#### [CHALLENGE]
Transcribe the lines below verbatim, skipping the images.
╭──
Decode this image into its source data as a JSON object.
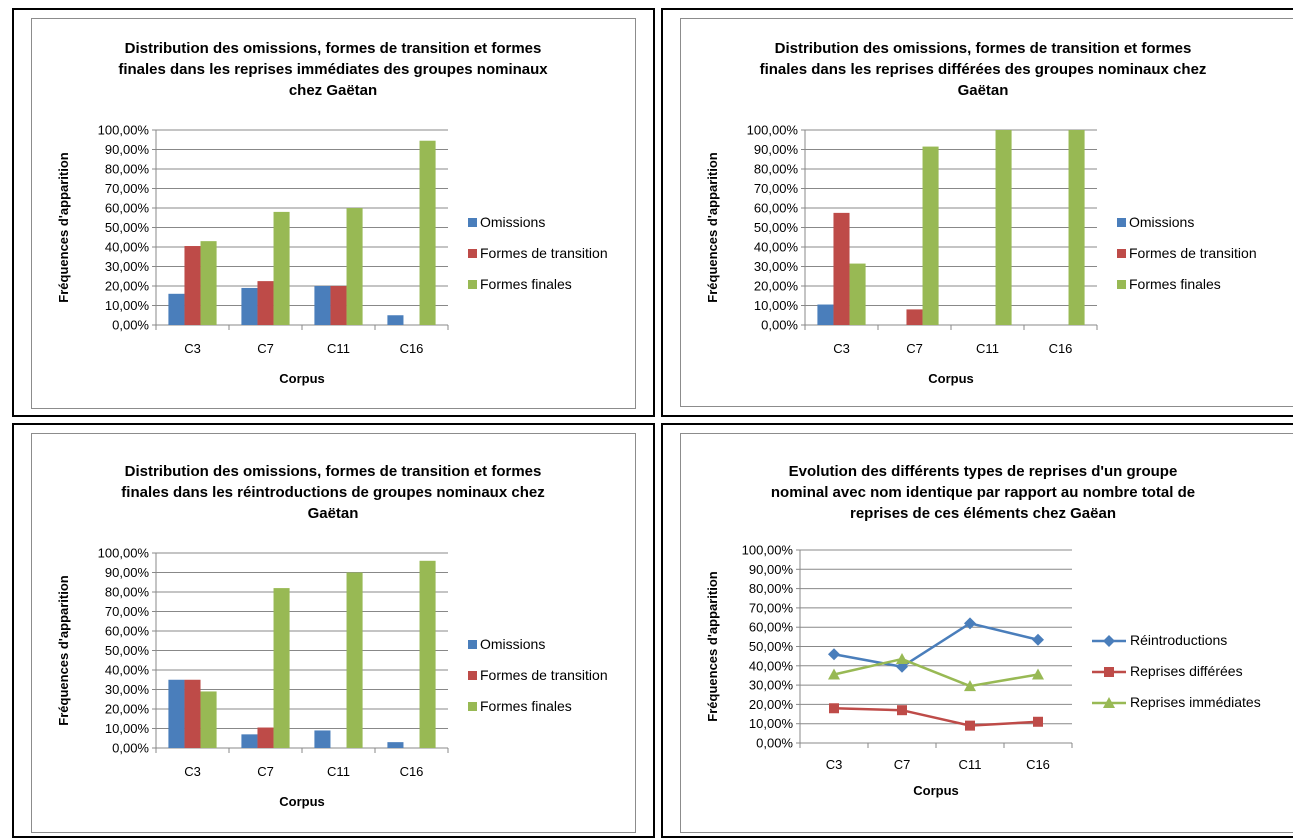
{
  "colors": {
    "omissions": "#4a7ebb",
    "transition": "#be4b48",
    "finales": "#98b954"
  },
  "chart_data": [
    {
      "type": "bar",
      "title_lines": [
        "Distribution des omissions, formes de transition et formes",
        "finales dans les reprises immédiates des groupes nominaux",
        "chez Gaëtan"
      ],
      "xlabel": "Corpus",
      "ylabel": "Fréquences d'apparition",
      "categories": [
        "C3",
        "C7",
        "C11",
        "C16"
      ],
      "yticks": [
        "0,00%",
        "10,00%",
        "20,00%",
        "30,00%",
        "40,00%",
        "50,00%",
        "60,00%",
        "70,00%",
        "80,00%",
        "90,00%",
        "100,00%"
      ],
      "ylim": [
        0,
        100
      ],
      "legend_position": "right",
      "series": [
        {
          "name": "Omissions",
          "color": "#4a7ebb",
          "values": [
            16,
            19,
            20,
            5
          ]
        },
        {
          "name": "Formes de transition",
          "color": "#be4b48",
          "values": [
            40.5,
            22.5,
            20,
            0
          ]
        },
        {
          "name": "Formes finales",
          "color": "#98b954",
          "values": [
            43,
            58,
            60,
            94.5
          ]
        }
      ]
    },
    {
      "type": "bar",
      "title_lines": [
        "Distribution des omissions, formes de transition et formes",
        "finales dans les reprises différées des groupes nominaux chez",
        "Gaëtan"
      ],
      "xlabel": "Corpus",
      "ylabel": "Fréquences d'apparition",
      "categories": [
        "C3",
        "C7",
        "C11",
        "C16"
      ],
      "yticks": [
        "0,00%",
        "10,00%",
        "20,00%",
        "30,00%",
        "40,00%",
        "50,00%",
        "60,00%",
        "70,00%",
        "80,00%",
        "90,00%",
        "100,00%"
      ],
      "ylim": [
        0,
        100
      ],
      "legend_position": "right",
      "series": [
        {
          "name": "Omissions",
          "color": "#4a7ebb",
          "values": [
            10.5,
            0,
            0,
            0
          ]
        },
        {
          "name": "Formes de transition",
          "color": "#be4b48",
          "values": [
            57.5,
            8,
            0,
            0
          ]
        },
        {
          "name": "Formes finales",
          "color": "#98b954",
          "values": [
            31.5,
            91.5,
            100,
            100
          ]
        }
      ]
    },
    {
      "type": "bar",
      "title_lines": [
        "Distribution des omissions, formes de transition et formes",
        "finales dans les réintroductions de groupes nominaux chez",
        "Gaëtan"
      ],
      "xlabel": "Corpus",
      "ylabel": "Fréquences d'apparition",
      "categories": [
        "C3",
        "C7",
        "C11",
        "C16"
      ],
      "yticks": [
        "0,00%",
        "10,00%",
        "20,00%",
        "30,00%",
        "40,00%",
        "50,00%",
        "60,00%",
        "70,00%",
        "80,00%",
        "90,00%",
        "100,00%"
      ],
      "ylim": [
        0,
        100
      ],
      "legend_position": "right",
      "series": [
        {
          "name": "Omissions",
          "color": "#4a7ebb",
          "values": [
            35,
            7,
            9,
            3
          ]
        },
        {
          "name": "Formes de transition",
          "color": "#be4b48",
          "values": [
            35,
            10.5,
            0,
            0
          ]
        },
        {
          "name": "Formes finales",
          "color": "#98b954",
          "values": [
            29,
            82,
            90,
            96
          ]
        }
      ]
    },
    {
      "type": "line",
      "title_lines": [
        "Evolution des différents types de reprises d'un groupe",
        "nominal avec nom identique par rapport au nombre total de",
        "reprises de ces éléments chez Gaëan"
      ],
      "xlabel": "Corpus",
      "ylabel": "Fréquences d'apparition",
      "categories": [
        "C3",
        "C7",
        "C11",
        "C16"
      ],
      "yticks": [
        "0,00%",
        "10,00%",
        "20,00%",
        "30,00%",
        "40,00%",
        "50,00%",
        "60,00%",
        "70,00%",
        "80,00%",
        "90,00%",
        "100,00%"
      ],
      "ylim": [
        0,
        100
      ],
      "legend_position": "right",
      "series": [
        {
          "name": "Réintroductions",
          "color": "#4a7ebb",
          "marker": "diamond",
          "values": [
            46,
            39.5,
            62,
            53.5
          ]
        },
        {
          "name": "Reprises différées",
          "color": "#be4b48",
          "marker": "square",
          "values": [
            18,
            17,
            9,
            11
          ]
        },
        {
          "name": "Reprises immédiates",
          "color": "#98b954",
          "marker": "triangle",
          "values": [
            35.5,
            43.5,
            29.5,
            35.5
          ]
        }
      ]
    }
  ]
}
╰──
#### [FINISHED EXERCISE]
Decode this image into its source data as a JSON object.
{
  "colors": {
    "omissions": "#4a7ebb",
    "transition": "#be4b48",
    "finales": "#98b954"
  },
  "chart_data": [
    {
      "type": "bar",
      "title_lines": [
        "Distribution des omissions, formes de transition et formes",
        "finales dans les reprises immédiates des groupes nominaux",
        "chez Gaëtan"
      ],
      "xlabel": "Corpus",
      "ylabel": "Fréquences d'apparition",
      "categories": [
        "C3",
        "C7",
        "C11",
        "C16"
      ],
      "yticks": [
        "0,00%",
        "10,00%",
        "20,00%",
        "30,00%",
        "40,00%",
        "50,00%",
        "60,00%",
        "70,00%",
        "80,00%",
        "90,00%",
        "100,00%"
      ],
      "ylim": [
        0,
        100
      ],
      "legend_position": "right",
      "series": [
        {
          "name": "Omissions",
          "color": "#4a7ebb",
          "values": [
            16,
            19,
            20,
            5
          ]
        },
        {
          "name": "Formes de transition",
          "color": "#be4b48",
          "values": [
            40.5,
            22.5,
            20,
            0
          ]
        },
        {
          "name": "Formes finales",
          "color": "#98b954",
          "values": [
            43,
            58,
            60,
            94.5
          ]
        }
      ]
    },
    {
      "type": "bar",
      "title_lines": [
        "Distribution des omissions, formes de transition et formes",
        "finales dans les reprises différées des groupes nominaux chez",
        "Gaëtan"
      ],
      "xlabel": "Corpus",
      "ylabel": "Fréquences d'apparition",
      "categories": [
        "C3",
        "C7",
        "C11",
        "C16"
      ],
      "yticks": [
        "0,00%",
        "10,00%",
        "20,00%",
        "30,00%",
        "40,00%",
        "50,00%",
        "60,00%",
        "70,00%",
        "80,00%",
        "90,00%",
        "100,00%"
      ],
      "ylim": [
        0,
        100
      ],
      "legend_position": "right",
      "series": [
        {
          "name": "Omissions",
          "color": "#4a7ebb",
          "values": [
            10.5,
            0,
            0,
            0
          ]
        },
        {
          "name": "Formes de transition",
          "color": "#be4b48",
          "values": [
            57.5,
            8,
            0,
            0
          ]
        },
        {
          "name": "Formes finales",
          "color": "#98b954",
          "values": [
            31.5,
            91.5,
            100,
            100
          ]
        }
      ]
    },
    {
      "type": "bar",
      "title_lines": [
        "Distribution des omissions, formes de transition et formes",
        "finales dans les réintroductions de groupes nominaux chez",
        "Gaëtan"
      ],
      "xlabel": "Corpus",
      "ylabel": "Fréquences d'apparition",
      "categories": [
        "C3",
        "C7",
        "C11",
        "C16"
      ],
      "yticks": [
        "0,00%",
        "10,00%",
        "20,00%",
        "30,00%",
        "40,00%",
        "50,00%",
        "60,00%",
        "70,00%",
        "80,00%",
        "90,00%",
        "100,00%"
      ],
      "ylim": [
        0,
        100
      ],
      "legend_position": "right",
      "series": [
        {
          "name": "Omissions",
          "color": "#4a7ebb",
          "values": [
            35,
            7,
            9,
            3
          ]
        },
        {
          "name": "Formes de transition",
          "color": "#be4b48",
          "values": [
            35,
            10.5,
            0,
            0
          ]
        },
        {
          "name": "Formes finales",
          "color": "#98b954",
          "values": [
            29,
            82,
            90,
            96
          ]
        }
      ]
    },
    {
      "type": "line",
      "title_lines": [
        "Evolution des différents types de reprises d'un groupe",
        "nominal avec nom identique par rapport au nombre total de",
        "reprises de ces éléments chez Gaëan"
      ],
      "xlabel": "Corpus",
      "ylabel": "Fréquences d'apparition",
      "categories": [
        "C3",
        "C7",
        "C11",
        "C16"
      ],
      "yticks": [
        "0,00%",
        "10,00%",
        "20,00%",
        "30,00%",
        "40,00%",
        "50,00%",
        "60,00%",
        "70,00%",
        "80,00%",
        "90,00%",
        "100,00%"
      ],
      "ylim": [
        0,
        100
      ],
      "legend_position": "right",
      "series": [
        {
          "name": "Réintroductions",
          "color": "#4a7ebb",
          "marker": "diamond",
          "values": [
            46,
            39.5,
            62,
            53.5
          ]
        },
        {
          "name": "Reprises différées",
          "color": "#be4b48",
          "marker": "square",
          "values": [
            18,
            17,
            9,
            11
          ]
        },
        {
          "name": "Reprises immédiates",
          "color": "#98b954",
          "marker": "triangle",
          "values": [
            35.5,
            43.5,
            29.5,
            35.5
          ]
        }
      ]
    }
  ]
}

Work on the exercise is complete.